Provided data:

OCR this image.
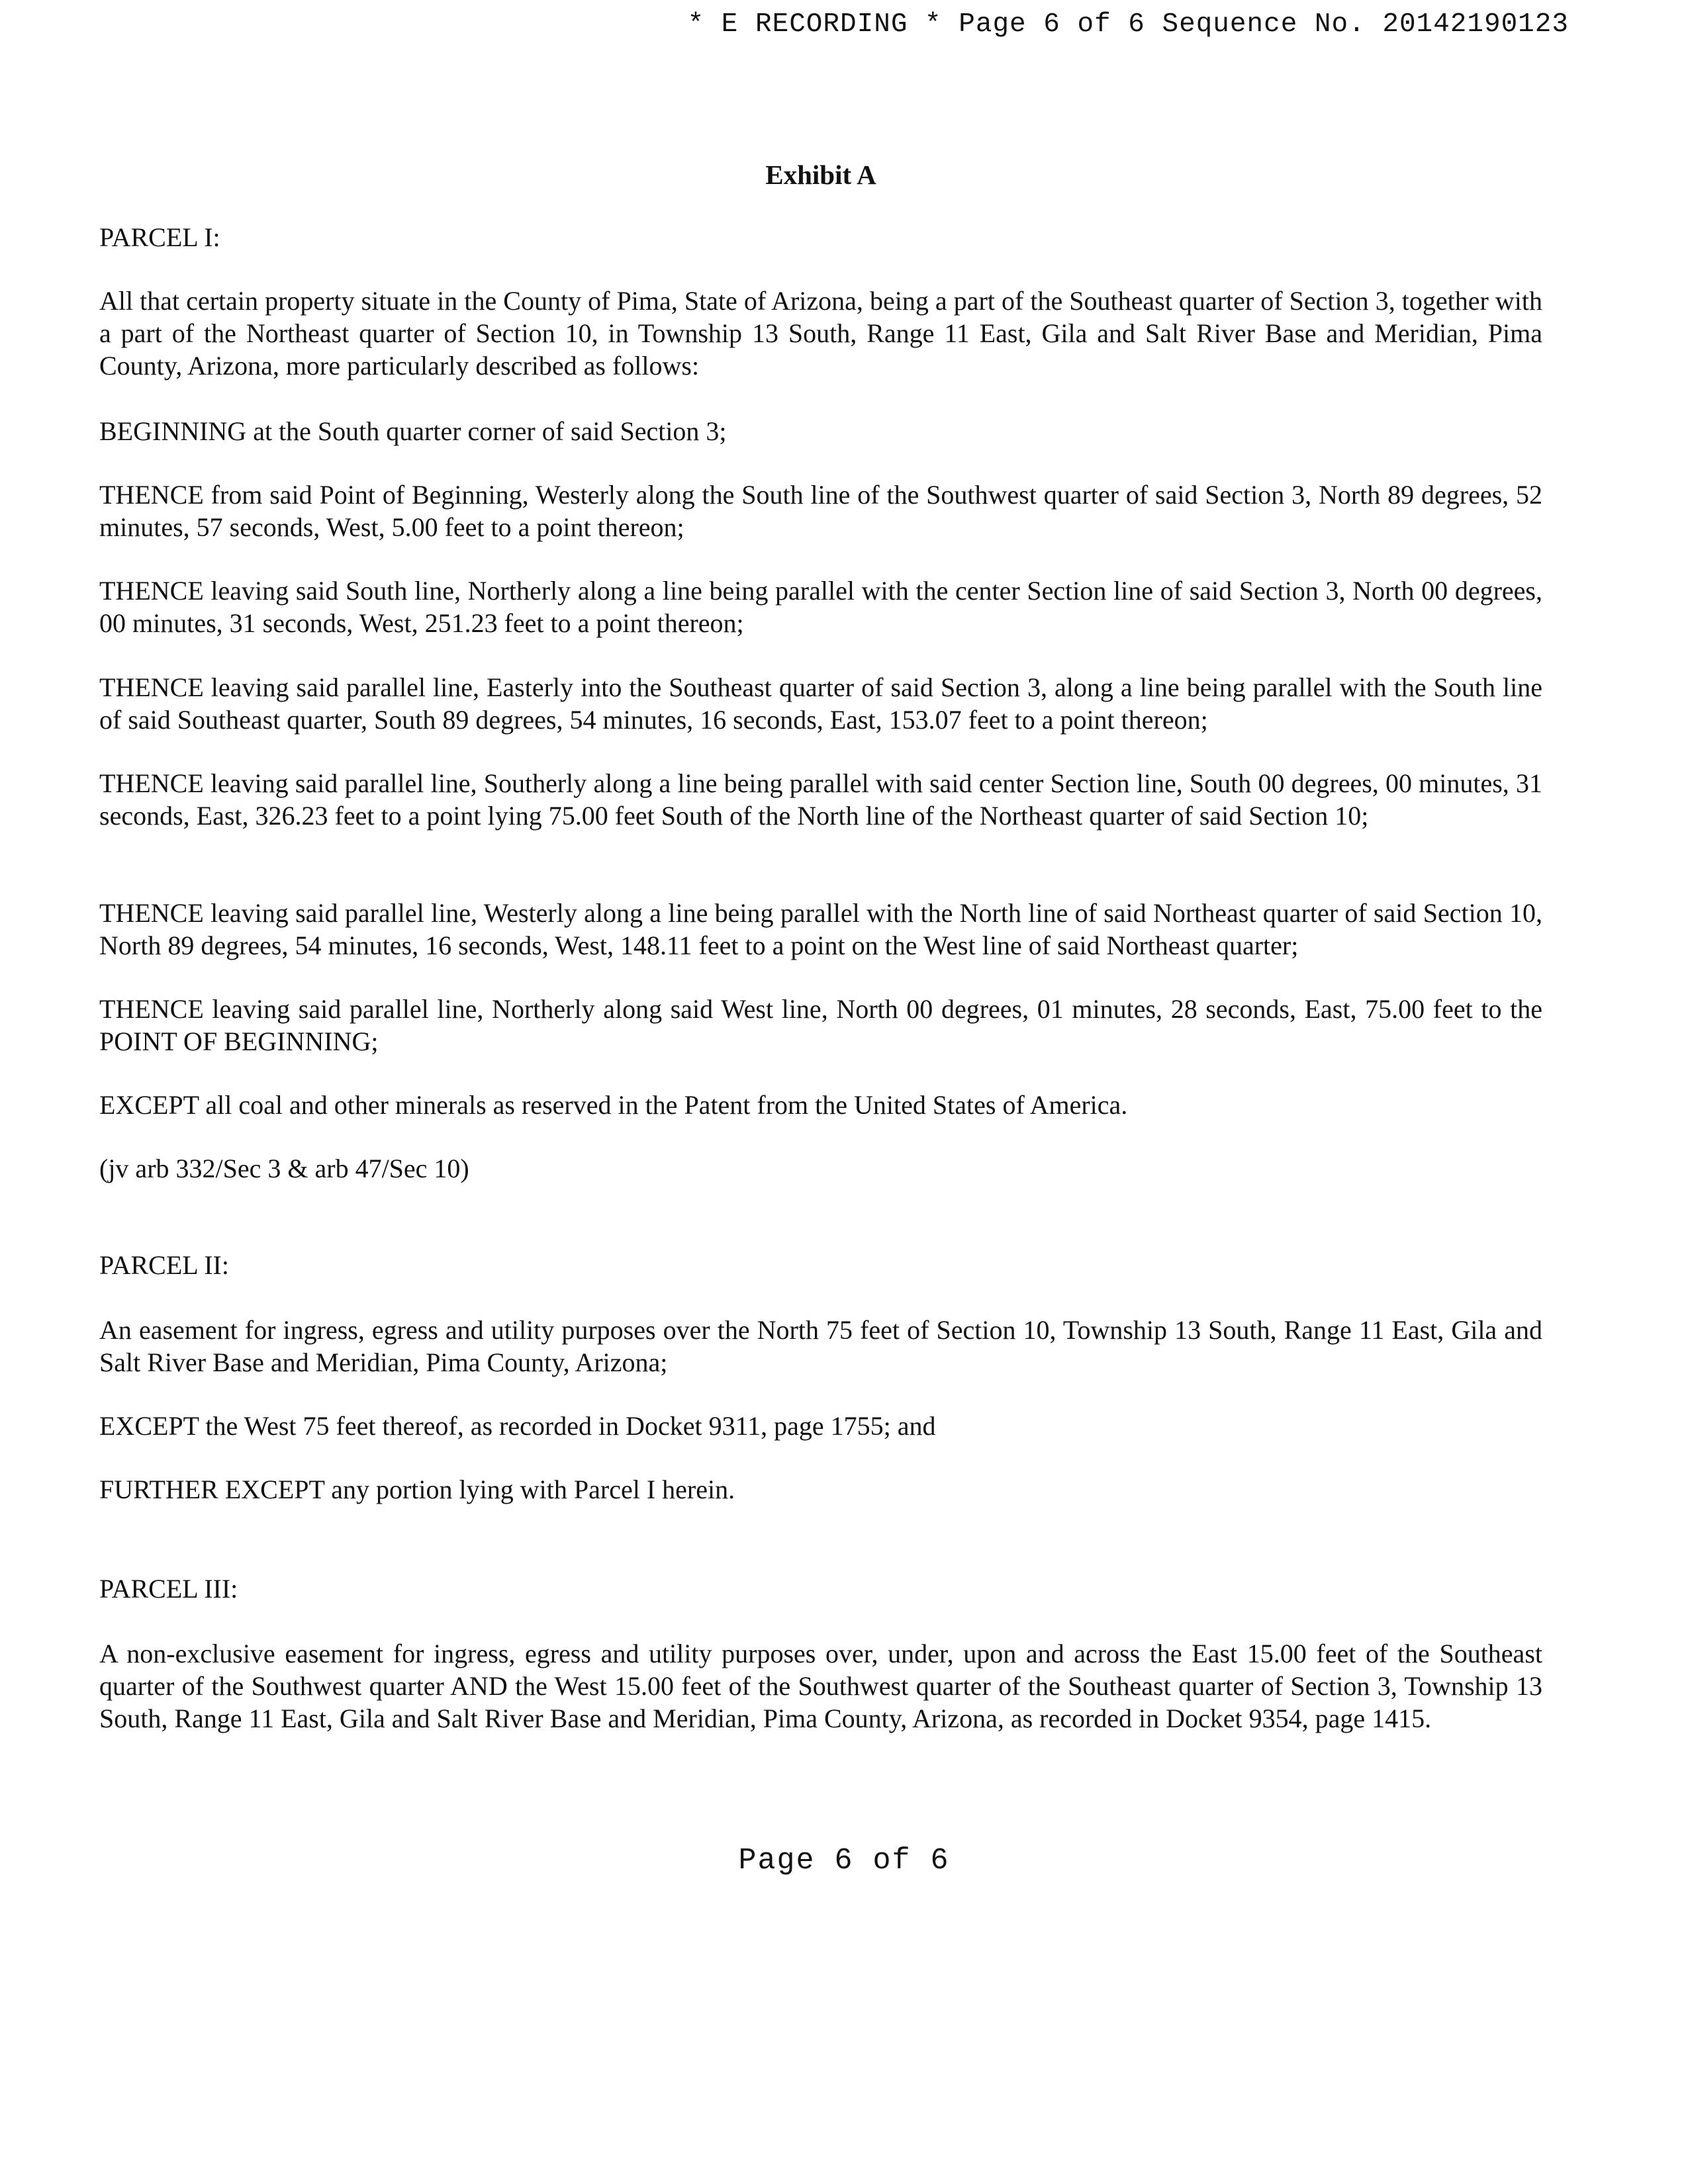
* E RECORDING * Page 6 of 6 Sequence No. 20142190123
Exhibit A

PARCEL I:

All that certain property situate in the County of Pima, State of Arizona, being a part of the Southeast quarter of Section 3, together with a part of the Northeast quarter of Section 10, in Township 13 South, Range 11 East, Gila and Salt River Base and Meridian, Pima County, Arizona, more particularly described as follows:

BEGINNING at the South quarter corner of said Section 3;

THENCE from said Point of Beginning, Westerly along the South line of the Southwest quarter of said Section 3, North 89 degrees, 52 minutes, 57 seconds, West, 5.00 feet to a point thereon;

THENCE leaving said South line, Northerly along a line being parallel with the center Section line of said Section 3, North 00 degrees, 00 minutes, 31 seconds, West, 251.23 feet to a point thereon;

THENCE leaving said parallel line, Easterly into the Southeast quarter of said Section 3, along a line being parallel with the South line of said Southeast quarter, South 89 degrees, 54 minutes, 16 seconds, East, 153.07 feet to a point thereon;

THENCE leaving said parallel line, Southerly along a line being parallel with said center Section line, South 00 degrees, 00 minutes, 31 seconds, East, 326.23 feet to a point lying 75.00 feet South of the North line of the Northeast quarter of said Section 10;

THENCE leaving said parallel line, Westerly along a line being parallel with the North line of said Northeast quarter of said Section 10, North 89 degrees, 54 minutes, 16 seconds, West, 148.11 feet to a point on the West line of said Northeast quarter;

THENCE leaving said parallel line, Northerly along said West line, North 00 degrees, 01 minutes, 28 seconds, East, 75.00 feet to the POINT OF BEGINNING;

EXCEPT all coal and other minerals as reserved in the Patent from the United States of America.

(jv arb 332/Sec 3 & arb 47/Sec 10)

PARCEL II:

An easement for ingress, egress and utility purposes over the North 75 feet of Section 10, Township 13 South, Range 11 East, Gila and Salt River Base and Meridian, Pima County, Arizona;

EXCEPT the West 75 feet thereof, as recorded in Docket 9311, page 1755; and

FURTHER EXCEPT any portion lying with Parcel I herein.

PARCEL III:

A non-exclusive easement for ingress, egress and utility purposes over, under, upon and across the East 15.00 feet of the Southeast quarter of the Southwest quarter AND the West 15.00 feet of the Southwest quarter of the Southeast quarter of Section 3, Township 13 South, Range 11 East, Gila and Salt River Base and Meridian, Pima County, Arizona, as recorded in Docket 9354, page 1415.

Page 6 of 6
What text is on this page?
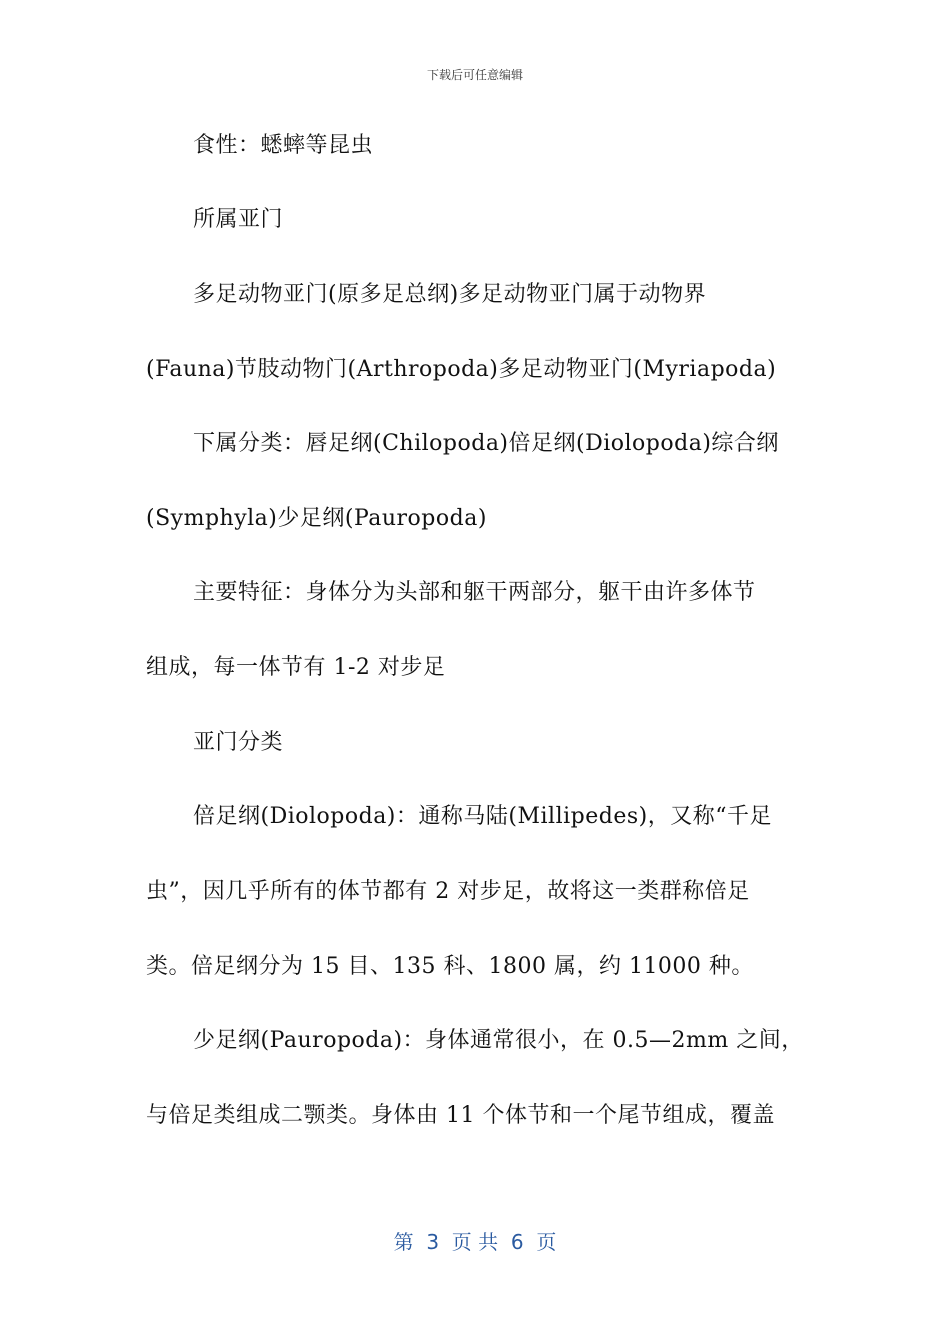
下载后可任意编辑
食性：蟋蟀等昆虫
所属亚门
多足动物亚门(原多足总纲)多足动物亚门属于动物界
(Fauna)节肢动物门(Arthropoda)多足动物亚门(Myriapoda)
下属分类：唇足纲(Chilopoda)倍足纲(Diolopoda)综合纲
(Symphyla)少足纲(Pauropoda)
主要特征：身体分为头部和躯干两部分，躯干由许多体节
组成，每一体节有 1-2 对步足
亚门分类
倍足纲(Diolopoda)：通称马陆(Millipedes)，又称“千足
虫”，因几乎所有的体节都有 2 对步足，故将这一类群称倍足
类。倍足纲分为 15 目、135 科、1800 属，约 11000 种。
少足纲(Pauropoda)：身体通常很小，在 0.5—2mm 之间，
与倍足类组成二颚类。身体由 11 个体节和一个尾节组成，覆盖
第  3  页 共  6  页
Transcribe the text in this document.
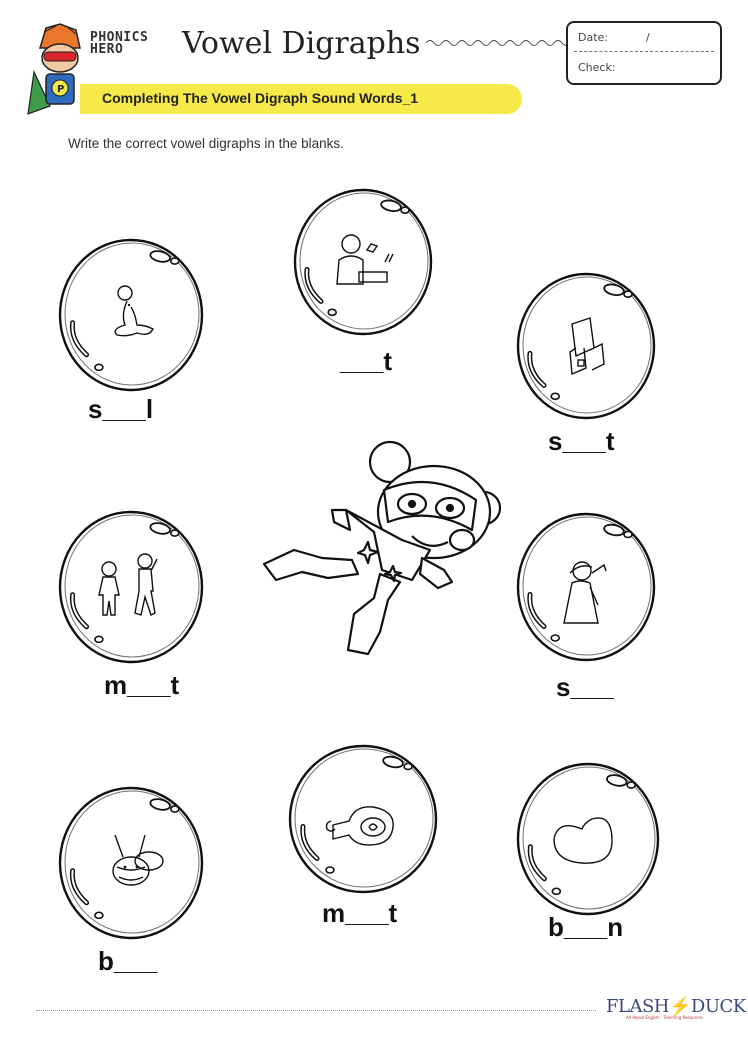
P
PHONICS
HERO	Vowel Digraphs	Date:	/
Check:
Completing The Vowel Digraph Sound Words_1
Write the correct vowel digraphs in the blanks.
s___l
___t
s___t
m___t	s___
b___
m___t	b___n
FLASH⚡DUCK
All About English · Teaching Resources
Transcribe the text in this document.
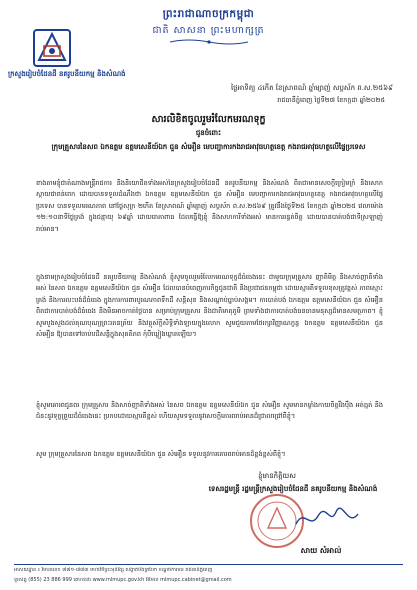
ព្រះរាជាណាចក្រកម្ពុជា
ជាតិ សាសនា ព្រះមហាក្សត្រ
ក្រសួងរៀបចំដែនដី នគរូបនីយកម្ម និងសំណង់
ថ្ងៃអាទិត្យ ៤កើត ខែស្រាពណ៍ ឆ្នាំម្សាញ់ សប្តស័ក ព.ស.២៥៦៩
រាជធានីភ្នំពេញ ថ្ងៃទី២៧ ខែកក្កដា ឆ្នាំ២០២៥
សារលិខិតចូលរួមរំលែកមរណទុក្ខ
ជូនចំពោះ
ក្រុមគ្រួសារនៃសព ឯកឧត្តម ឧត្តមសេនីយ៍ឯក ជួន សំអឿន មេបញ្ជាការកងរាជអាវុធហត្ថខេត្ត កងរាជអាវុធហត្ថលើផ្ទៃប្រទេស
ខាងតាមខ្ញុំជាតំណាងមន្ត្រីរាជការ និងនិយោជិតទាំងអស់នៃក្រសួងរៀបចំដែនដី នគរូបនីយកម្ម និងសំណង់ ពិតជាមានសេចក្ដីក្រៀមក្រំ និងសោកស្ដាយជាពន់ពេក ដោយបានទទួលដំណឹងថា ឯកឧត្តម ឧត្តមសេនីយ៍ឯក ជួន សំអឿន មេបញ្ជាការកងរាជអាវុធហត្ថខេត្ត កងរាជអាវុធហត្ថលើផ្ទៃប្រទេស បានទទួលមរណភាព នៅថ្ងៃសុក្រ ២កើត ខែស្រាពណ៍ ឆ្នាំម្សាញ់ សប្តស័ក ព.ស.២៥៦៩ ត្រូវនឹងថ្ងៃទី២៥ ខែកក្កដា ឆ្នាំ២០២៥ វេលាម៉ោង ១២:១០នាទីថ្ងៃត្រង់ ក្នុងជន្មាយុ ៦៩ឆ្នាំ ដោយរោគាពាធ ដែលធ្វើឱ្យខ្ញុំ និងសហការីទាំងអស់ មានការរន្ធត់ចិត្ត ដោយបានបាត់បង់ជាទីស្រឡាញ់រាប់អាន។
ក្នុងនាមក្រសួងរៀបចំដែនដី នគរូបនីយកម្ម និងសំណង់ ខ្ញុំសូមចូលរួមរំលែកមរណទុក្ខដ៏ធំធេងនេះ ជាមួយក្រុមគ្រួសារ ញាតិមិត្ត និងសាច់ញាតិទាំងអស់ នៃសព ឯកឧត្តម ឧត្តមសេនីយ៍ឯក ជួន សំអឿន ដែលបានបំពេញភារកិច្ចជូនជាតិ និងប្រជាជនកម្ពុជា ដោយស្មារតីទទួលខុសត្រូវខ្ពស់ ភាពស្មោះត្រង់ និងការលះបង់ដ៏ធំធេង ក្នុងការការពារបូរណភាពទឹកដី សន្តិសុខ និងសណ្ដាប់ធ្នាប់សង្គម។ ការបាត់បង់ ឯកឧត្តម ឧត្តមសេនីយ៍ឯក ជួន សំអឿន ពិតជាការបាត់បង់ដ៏ធំធេង និងមិនអាចកាត់ថ្លៃបាន សម្រាប់ក្រុមគ្រួសារ និងជាតិមាតុភូមិ ព្រមទាំងជាការបាត់បង់ធនធានមនុស្សដ៏មានសមត្ថភាព។ ខ្ញុំសូមបួងសួងដល់គុណបុណ្យព្រះរតនត្រ័យ និងវត្ថុស័ក្តិសិទ្ធិទាំងឡាយក្នុងលោក សូមជួយតាមថែរក្សាវិញ្ញាណក្ខន្ធ ឯកឧត្តម ឧត្តមសេនីយ៍ឯក ជួន សំអឿន ឱ្យបានទៅចាប់បដិសន្ធិក្នុងសុគតិភព កុំបីឃ្លៀងឃ្លាតឡើយ។
ខ្ញុំសូមគោរពជូនពរ ក្រុមគ្រួសារ និងសាច់ញាតិទាំងអស់ នៃសព ឯកឧត្តម ឧត្តមសេនីយ៍ឯក ជួន សំអឿន សូមមានកម្លាំងកាយចិត្តរឹងប៉ឹង អត់ធ្មត់ និងជំនះនូវទុក្ខព្រួយដ៏ធំធេងនេះ ប្រកបដោយស្មារតីខ្ពស់ ហើយសូមទទួលនូវសេចក្តីគោរពរាប់អានដ៏ជ្រាលជ្រៅពីខ្ញុំ។
សូម ក្រុមគ្រួសារនៃសព ឯកឧត្តម ឧត្តមសេនីយ៍ឯក ជួន សំអឿន ទទួលនូវការគោរពរាប់អានដ៏ខ្ពង់ខ្ពស់ពីខ្ញុំ។
ខ្ញុំមានកិត្តិយស
ទេសរដ្ឋមន្ត្រី រដ្ឋមន្ត្រីក្រសួងរៀបចំដែនដី នគរូបនីយកម្ម និងសំណង់
សាយ សំអាល់
អាសយដ្ឋាន ៖ វិមានលេខ ៧៧១-៧៧៣ មហាវិថីព្រះមុនីវង្ស សង្កាត់បឹងត្របែក ខណ្ឌចំការមន រាជធានីភ្នំពេញ
ទូរស័ព្ទ (855) 23 886 999 គេហទំព័រ www.mlmupc.gov.kh អ៊ីមែល mlmupc.cabinet@gmail.com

Goal:
Lines that hold the word "Pauropoda" are the ones to return, every one of them.

Result:
(Symphyla)少足纲(Pauropoda)
少足纲(Pauropoda)：身体通常很小，在 0.5—2mm 之间，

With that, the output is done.